— START PROVIDED RECORDS —
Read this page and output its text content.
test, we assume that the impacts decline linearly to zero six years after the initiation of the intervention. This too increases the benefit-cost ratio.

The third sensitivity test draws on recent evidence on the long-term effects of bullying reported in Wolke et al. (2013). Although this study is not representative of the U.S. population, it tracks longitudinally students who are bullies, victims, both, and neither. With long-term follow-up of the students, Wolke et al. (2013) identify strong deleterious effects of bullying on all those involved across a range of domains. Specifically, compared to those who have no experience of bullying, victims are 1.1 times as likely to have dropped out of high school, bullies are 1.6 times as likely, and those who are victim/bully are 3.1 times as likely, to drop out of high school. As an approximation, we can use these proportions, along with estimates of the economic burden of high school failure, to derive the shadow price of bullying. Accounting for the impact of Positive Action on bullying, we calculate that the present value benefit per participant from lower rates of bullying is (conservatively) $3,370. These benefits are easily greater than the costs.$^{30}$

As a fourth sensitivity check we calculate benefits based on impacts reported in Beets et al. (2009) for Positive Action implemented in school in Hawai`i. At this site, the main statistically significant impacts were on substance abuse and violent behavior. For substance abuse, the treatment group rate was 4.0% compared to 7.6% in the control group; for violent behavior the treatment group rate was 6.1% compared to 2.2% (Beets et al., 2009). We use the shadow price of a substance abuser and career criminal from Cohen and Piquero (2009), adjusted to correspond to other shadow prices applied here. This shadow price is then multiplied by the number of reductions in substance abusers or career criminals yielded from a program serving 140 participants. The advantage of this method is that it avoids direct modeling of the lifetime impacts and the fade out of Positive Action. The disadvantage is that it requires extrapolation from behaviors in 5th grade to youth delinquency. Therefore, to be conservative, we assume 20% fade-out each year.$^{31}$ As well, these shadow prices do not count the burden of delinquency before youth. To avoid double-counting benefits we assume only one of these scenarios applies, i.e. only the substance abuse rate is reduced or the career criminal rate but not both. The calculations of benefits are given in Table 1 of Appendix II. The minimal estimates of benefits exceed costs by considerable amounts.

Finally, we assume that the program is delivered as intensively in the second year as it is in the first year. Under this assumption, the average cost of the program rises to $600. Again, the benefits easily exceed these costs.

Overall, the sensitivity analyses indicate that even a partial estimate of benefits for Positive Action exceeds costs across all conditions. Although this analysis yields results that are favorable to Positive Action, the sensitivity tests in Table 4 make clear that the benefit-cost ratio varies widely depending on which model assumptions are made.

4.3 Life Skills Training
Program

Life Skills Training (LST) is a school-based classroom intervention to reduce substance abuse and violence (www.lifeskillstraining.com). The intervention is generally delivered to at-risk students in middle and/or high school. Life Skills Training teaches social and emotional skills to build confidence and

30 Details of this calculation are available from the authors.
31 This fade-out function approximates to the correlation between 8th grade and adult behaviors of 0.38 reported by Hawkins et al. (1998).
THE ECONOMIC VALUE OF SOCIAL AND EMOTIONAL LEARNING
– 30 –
— END PROVIDED RECORDS —
* _STATED TASK_: Give all the records again. Match them exactly.

* _SOLUTION_:
Read this page and output its text content.
test, we assume that the impacts decline linearly to zero six years after the initiation of the intervention. This too increases the benefit-cost ratio.

The third sensitivity test draws on recent evidence on the long-term effects of bullying reported in Wolke et al. (2013). Although this study is not representative of the U.S. population, it tracks longitudinally students who are bullies, victims, both, and neither. With long-term follow-up of the students, Wolke et al. (2013) identify strong deleterious effects of bullying on all those involved across a range of domains. Specifically, compared to those who have no experience of bullying, victims are 1.1 times as likely to have dropped out of high school, bullies are 1.6 times as likely, and those who are victim/bully are 3.1 times as likely, to drop out of high school. As an approximation, we can use these proportions, along with estimates of the economic burden of high school failure, to derive the shadow price of bullying. Accounting for the impact of Positive Action on bullying, we calculate that the present value benefit per participant from lower rates of bullying is (conservatively) $3,370. These benefits are easily greater than the costs.$^{30}$

As a fourth sensitivity check we calculate benefits based on impacts reported in Beets et al. (2009) for Positive Action implemented in school in Hawai`i. At this site, the main statistically significant impacts were on substance abuse and violent behavior. For substance abuse, the treatment group rate was 4.0% compared to 7.6% in the control group; for violent behavior the treatment group rate was 6.1% compared to 2.2% (Beets et al., 2009). We use the shadow price of a substance abuser and career criminal from Cohen and Piquero (2009), adjusted to correspond to other shadow prices applied here. This shadow price is then multiplied by the number of reductions in substance abusers or career criminals yielded from a program serving 140 participants. The advantage of this method is that it avoids direct modeling of the lifetime impacts and the fade out of Positive Action. The disadvantage is that it requires extrapolation from behaviors in 5th grade to youth delinquency. Therefore, to be conservative, we assume 20% fade-out each year.$^{31}$ As well, these shadow prices do not count the burden of delinquency before youth. To avoid double-counting benefits we assume only one of these scenarios applies, i.e. only the substance abuse rate is reduced or the career criminal rate but not both. The calculations of benefits are given in Table 1 of Appendix II. The minimal estimates of benefits exceed costs by considerable amounts.

Finally, we assume that the program is delivered as intensively in the second year as it is in the first year. Under this assumption, the average cost of the program rises to $600. Again, the benefits easily exceed these costs.

Overall, the sensitivity analyses indicate that even a partial estimate of benefits for Positive Action exceeds costs across all conditions. Although this analysis yields results that are favorable to Positive Action, the sensitivity tests in Table 4 make clear that the benefit-cost ratio varies widely depending on which model assumptions are made.

4.3 Life Skills Training
Program

Life Skills Training (LST) is a school-based classroom intervention to reduce substance abuse and violence (www.lifeskillstraining.com). The intervention is generally delivered to at-risk students in middle and/or high school. Life Skills Training teaches social and emotional skills to build confidence and

30 Details of this calculation are available from the authors.
31 This fade-out function approximates to the correlation between 8th grade and adult behaviors of 0.38 reported by Hawkins et al. (1998).
THE ECONOMIC VALUE OF SOCIAL AND EMOTIONAL LEARNING
– 30 –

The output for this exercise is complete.